Prompt
Only the lines holding the string "symptoms" are needed; copy each of them from the data.

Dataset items
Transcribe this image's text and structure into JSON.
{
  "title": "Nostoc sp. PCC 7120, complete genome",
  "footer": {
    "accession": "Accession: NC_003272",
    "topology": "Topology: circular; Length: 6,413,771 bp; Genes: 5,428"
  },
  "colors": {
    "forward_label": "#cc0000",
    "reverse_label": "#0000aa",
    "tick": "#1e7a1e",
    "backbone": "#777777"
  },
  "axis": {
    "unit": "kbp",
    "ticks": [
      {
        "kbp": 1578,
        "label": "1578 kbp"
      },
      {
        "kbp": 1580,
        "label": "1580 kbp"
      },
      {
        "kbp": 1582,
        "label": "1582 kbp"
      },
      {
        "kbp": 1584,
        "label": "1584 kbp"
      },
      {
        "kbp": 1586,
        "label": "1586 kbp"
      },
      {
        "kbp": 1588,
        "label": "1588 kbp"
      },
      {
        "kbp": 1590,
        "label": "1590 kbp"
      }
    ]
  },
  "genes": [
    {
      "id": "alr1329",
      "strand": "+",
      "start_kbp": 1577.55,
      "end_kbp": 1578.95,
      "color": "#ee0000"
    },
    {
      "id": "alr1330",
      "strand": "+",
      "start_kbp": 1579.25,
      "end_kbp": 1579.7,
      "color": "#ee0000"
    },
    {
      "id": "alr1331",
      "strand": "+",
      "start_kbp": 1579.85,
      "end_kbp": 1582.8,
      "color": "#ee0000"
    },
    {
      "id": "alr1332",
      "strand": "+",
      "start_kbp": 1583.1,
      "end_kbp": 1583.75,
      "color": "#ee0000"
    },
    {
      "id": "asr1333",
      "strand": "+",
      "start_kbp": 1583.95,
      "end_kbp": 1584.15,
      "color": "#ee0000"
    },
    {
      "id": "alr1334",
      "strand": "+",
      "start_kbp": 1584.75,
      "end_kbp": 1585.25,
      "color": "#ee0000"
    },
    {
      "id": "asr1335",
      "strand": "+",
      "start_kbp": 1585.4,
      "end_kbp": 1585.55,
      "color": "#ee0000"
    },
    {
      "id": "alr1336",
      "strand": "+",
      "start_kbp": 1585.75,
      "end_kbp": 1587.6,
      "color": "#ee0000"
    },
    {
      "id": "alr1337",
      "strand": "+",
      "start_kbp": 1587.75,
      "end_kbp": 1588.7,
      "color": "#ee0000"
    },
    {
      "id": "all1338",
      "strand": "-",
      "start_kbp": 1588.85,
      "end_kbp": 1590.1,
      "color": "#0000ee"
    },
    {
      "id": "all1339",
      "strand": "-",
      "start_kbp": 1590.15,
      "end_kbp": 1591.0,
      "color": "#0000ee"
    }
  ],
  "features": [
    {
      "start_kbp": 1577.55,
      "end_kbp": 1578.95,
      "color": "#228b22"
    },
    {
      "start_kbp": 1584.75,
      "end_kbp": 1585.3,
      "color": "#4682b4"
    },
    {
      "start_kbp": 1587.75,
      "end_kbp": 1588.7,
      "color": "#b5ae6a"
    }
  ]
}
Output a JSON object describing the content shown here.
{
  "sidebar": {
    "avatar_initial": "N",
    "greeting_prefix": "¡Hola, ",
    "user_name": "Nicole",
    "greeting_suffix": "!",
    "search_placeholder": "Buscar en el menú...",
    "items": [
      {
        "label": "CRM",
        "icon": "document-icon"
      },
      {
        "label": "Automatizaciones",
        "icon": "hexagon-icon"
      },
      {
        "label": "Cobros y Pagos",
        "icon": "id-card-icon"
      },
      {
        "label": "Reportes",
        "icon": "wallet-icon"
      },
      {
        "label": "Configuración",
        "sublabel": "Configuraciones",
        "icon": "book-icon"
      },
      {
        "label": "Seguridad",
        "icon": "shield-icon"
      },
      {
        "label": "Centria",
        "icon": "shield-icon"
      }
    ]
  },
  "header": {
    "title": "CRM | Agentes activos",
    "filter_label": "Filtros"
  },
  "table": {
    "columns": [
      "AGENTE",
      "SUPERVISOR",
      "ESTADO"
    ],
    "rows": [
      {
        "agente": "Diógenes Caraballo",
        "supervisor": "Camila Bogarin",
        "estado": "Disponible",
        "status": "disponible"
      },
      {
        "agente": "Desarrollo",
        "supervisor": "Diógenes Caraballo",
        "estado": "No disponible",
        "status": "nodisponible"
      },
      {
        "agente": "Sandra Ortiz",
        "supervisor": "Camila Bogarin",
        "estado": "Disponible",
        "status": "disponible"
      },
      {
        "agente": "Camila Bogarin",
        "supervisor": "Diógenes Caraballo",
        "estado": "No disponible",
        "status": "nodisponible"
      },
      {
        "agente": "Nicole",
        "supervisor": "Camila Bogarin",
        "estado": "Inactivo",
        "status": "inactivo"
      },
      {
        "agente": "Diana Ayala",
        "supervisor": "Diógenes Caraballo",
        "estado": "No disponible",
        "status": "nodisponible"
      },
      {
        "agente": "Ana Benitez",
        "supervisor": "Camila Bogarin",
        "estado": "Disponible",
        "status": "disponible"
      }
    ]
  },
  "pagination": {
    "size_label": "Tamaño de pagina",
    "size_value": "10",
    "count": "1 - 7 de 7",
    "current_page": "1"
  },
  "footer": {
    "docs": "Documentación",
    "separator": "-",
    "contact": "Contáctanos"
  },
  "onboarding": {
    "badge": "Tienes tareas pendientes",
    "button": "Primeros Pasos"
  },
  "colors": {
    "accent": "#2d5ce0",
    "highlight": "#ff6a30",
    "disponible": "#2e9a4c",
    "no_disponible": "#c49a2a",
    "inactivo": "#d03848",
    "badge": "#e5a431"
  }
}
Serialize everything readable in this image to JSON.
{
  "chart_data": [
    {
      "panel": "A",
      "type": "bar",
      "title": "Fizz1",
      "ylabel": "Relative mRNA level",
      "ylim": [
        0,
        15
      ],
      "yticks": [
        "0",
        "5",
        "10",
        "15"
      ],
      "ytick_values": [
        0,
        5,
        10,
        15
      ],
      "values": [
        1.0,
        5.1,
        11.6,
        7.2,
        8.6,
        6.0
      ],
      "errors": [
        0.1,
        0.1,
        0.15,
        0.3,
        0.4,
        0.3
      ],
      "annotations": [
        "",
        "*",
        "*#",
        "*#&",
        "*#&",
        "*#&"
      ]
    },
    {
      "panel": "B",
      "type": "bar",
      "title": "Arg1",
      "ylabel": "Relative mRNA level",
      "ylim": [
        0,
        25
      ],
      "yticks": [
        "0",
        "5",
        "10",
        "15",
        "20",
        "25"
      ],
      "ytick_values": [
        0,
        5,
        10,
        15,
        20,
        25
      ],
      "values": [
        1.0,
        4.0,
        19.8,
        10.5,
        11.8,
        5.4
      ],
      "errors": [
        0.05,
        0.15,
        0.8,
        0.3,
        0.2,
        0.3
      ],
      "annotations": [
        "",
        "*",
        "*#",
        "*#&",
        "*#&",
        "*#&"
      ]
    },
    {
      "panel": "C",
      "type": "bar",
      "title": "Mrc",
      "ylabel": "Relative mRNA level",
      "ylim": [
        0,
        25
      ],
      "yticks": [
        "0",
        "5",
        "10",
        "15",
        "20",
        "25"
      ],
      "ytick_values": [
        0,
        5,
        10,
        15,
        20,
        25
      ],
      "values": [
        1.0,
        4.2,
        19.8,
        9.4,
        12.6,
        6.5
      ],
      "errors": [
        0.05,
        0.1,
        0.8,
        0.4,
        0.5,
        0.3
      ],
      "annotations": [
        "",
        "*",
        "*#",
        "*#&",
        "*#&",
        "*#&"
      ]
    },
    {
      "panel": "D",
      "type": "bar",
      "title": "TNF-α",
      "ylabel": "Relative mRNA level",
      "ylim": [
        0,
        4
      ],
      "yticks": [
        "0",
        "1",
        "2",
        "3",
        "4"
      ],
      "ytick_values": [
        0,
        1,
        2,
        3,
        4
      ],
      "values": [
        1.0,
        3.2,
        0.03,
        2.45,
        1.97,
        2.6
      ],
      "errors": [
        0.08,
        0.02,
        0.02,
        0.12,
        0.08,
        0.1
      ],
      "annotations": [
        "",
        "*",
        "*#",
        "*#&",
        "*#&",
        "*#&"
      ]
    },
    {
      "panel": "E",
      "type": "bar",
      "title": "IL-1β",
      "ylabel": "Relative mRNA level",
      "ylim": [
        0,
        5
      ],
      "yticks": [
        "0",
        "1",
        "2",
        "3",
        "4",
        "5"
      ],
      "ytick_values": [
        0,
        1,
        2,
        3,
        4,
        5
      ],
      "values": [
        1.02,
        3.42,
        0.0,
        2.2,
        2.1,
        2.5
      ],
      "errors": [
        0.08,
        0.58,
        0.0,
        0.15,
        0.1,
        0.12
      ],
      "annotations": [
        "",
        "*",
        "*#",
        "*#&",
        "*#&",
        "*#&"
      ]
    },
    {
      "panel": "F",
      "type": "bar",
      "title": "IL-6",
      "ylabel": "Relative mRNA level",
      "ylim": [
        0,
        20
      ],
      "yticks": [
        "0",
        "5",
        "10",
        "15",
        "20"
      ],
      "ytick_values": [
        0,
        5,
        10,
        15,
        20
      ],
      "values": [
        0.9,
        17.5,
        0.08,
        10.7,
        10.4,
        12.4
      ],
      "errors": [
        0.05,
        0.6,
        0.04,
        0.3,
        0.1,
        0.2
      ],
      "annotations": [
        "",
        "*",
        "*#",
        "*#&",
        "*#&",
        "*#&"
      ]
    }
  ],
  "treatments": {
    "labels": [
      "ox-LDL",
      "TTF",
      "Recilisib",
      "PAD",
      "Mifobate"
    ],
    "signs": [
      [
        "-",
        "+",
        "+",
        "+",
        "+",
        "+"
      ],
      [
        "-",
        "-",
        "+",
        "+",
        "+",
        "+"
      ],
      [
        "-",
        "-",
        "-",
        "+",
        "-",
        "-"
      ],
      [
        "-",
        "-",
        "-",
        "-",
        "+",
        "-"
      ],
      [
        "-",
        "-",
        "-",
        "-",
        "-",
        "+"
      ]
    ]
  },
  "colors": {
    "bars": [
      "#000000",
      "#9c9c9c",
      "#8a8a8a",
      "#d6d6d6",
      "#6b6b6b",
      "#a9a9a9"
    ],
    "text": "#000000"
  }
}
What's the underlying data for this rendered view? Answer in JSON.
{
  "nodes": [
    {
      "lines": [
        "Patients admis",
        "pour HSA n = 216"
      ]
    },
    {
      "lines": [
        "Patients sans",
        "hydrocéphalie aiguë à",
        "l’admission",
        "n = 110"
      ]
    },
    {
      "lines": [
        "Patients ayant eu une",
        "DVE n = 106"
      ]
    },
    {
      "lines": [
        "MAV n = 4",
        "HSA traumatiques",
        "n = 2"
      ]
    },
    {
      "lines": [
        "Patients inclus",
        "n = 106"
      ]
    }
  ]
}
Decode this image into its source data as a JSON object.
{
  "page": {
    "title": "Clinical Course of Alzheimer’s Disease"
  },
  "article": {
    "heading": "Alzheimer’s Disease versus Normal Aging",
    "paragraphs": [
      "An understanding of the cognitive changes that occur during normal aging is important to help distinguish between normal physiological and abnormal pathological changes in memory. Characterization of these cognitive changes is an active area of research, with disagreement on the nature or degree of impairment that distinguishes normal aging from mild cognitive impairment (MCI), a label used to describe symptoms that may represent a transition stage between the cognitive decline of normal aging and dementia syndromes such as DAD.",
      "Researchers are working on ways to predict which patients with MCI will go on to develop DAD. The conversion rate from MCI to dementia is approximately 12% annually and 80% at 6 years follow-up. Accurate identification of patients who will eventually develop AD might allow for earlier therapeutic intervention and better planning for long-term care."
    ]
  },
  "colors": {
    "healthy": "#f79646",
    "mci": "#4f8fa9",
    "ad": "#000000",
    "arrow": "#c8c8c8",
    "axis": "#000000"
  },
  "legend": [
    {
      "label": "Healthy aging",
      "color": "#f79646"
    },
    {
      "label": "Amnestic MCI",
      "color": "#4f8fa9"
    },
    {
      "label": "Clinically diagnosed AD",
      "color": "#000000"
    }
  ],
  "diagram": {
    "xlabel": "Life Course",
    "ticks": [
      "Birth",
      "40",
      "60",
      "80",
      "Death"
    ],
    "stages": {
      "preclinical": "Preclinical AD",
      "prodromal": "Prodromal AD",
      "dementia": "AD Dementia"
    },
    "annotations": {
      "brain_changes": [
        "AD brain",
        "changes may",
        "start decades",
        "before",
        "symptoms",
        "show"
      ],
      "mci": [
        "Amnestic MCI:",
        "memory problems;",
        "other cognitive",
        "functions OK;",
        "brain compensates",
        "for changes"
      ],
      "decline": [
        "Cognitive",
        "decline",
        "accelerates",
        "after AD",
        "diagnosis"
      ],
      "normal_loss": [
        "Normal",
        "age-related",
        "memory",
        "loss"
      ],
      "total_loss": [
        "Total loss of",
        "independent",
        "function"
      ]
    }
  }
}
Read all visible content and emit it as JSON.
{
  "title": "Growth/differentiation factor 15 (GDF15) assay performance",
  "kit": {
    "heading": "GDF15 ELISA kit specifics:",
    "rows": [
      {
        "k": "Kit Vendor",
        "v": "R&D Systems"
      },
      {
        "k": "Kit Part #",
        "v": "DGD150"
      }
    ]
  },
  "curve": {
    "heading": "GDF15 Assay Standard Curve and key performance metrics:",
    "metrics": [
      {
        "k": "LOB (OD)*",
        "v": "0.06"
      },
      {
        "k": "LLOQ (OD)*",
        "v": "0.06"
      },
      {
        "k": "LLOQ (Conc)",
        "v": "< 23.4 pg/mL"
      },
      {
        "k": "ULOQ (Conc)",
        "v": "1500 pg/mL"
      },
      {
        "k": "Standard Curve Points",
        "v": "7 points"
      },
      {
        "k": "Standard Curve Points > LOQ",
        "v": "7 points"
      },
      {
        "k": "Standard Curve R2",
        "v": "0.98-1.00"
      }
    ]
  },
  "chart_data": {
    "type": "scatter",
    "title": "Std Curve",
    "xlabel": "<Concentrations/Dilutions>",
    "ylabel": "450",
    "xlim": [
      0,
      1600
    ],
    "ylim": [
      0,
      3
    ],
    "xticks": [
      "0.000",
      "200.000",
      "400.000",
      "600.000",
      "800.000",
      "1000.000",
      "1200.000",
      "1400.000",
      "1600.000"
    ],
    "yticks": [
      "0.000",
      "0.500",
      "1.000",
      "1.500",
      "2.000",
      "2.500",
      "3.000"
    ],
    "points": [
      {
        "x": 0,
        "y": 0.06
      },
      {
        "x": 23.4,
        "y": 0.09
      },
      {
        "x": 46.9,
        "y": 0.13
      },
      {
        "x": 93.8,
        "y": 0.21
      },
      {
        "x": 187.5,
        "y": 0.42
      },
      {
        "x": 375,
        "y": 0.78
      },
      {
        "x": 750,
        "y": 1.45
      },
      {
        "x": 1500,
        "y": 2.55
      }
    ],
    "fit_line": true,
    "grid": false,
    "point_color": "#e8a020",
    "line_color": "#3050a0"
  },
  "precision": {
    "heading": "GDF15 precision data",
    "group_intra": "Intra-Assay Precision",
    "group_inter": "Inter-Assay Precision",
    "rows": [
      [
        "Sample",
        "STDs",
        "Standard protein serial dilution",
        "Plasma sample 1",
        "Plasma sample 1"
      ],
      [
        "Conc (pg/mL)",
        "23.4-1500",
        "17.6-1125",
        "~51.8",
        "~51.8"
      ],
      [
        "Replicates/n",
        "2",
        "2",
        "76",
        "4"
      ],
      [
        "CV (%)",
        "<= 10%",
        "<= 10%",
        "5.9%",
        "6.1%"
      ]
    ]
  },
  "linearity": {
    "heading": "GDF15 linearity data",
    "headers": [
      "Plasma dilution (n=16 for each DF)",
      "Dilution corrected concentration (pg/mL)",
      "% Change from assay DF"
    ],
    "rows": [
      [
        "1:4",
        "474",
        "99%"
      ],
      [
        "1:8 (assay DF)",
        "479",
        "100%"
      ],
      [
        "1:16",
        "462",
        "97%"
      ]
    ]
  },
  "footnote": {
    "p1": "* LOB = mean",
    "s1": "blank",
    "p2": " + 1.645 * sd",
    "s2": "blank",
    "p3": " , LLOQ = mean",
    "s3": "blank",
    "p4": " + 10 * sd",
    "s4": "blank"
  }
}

Written reply
      "An understanding of the cognitive changes that occur during normal aging is important to help distinguish between normal physiological and abnormal pathological changes in memory. Characterization of these cognitive changes is an active area of research, with disagreement on the nature or degree of impairment that distinguishes normal aging from mild cognitive impairment (MCI), a label used to describe symptoms that may represent a transition stage between the cognitive decline of normal aging and dementia syndromes such as DAD.",
        "symptoms",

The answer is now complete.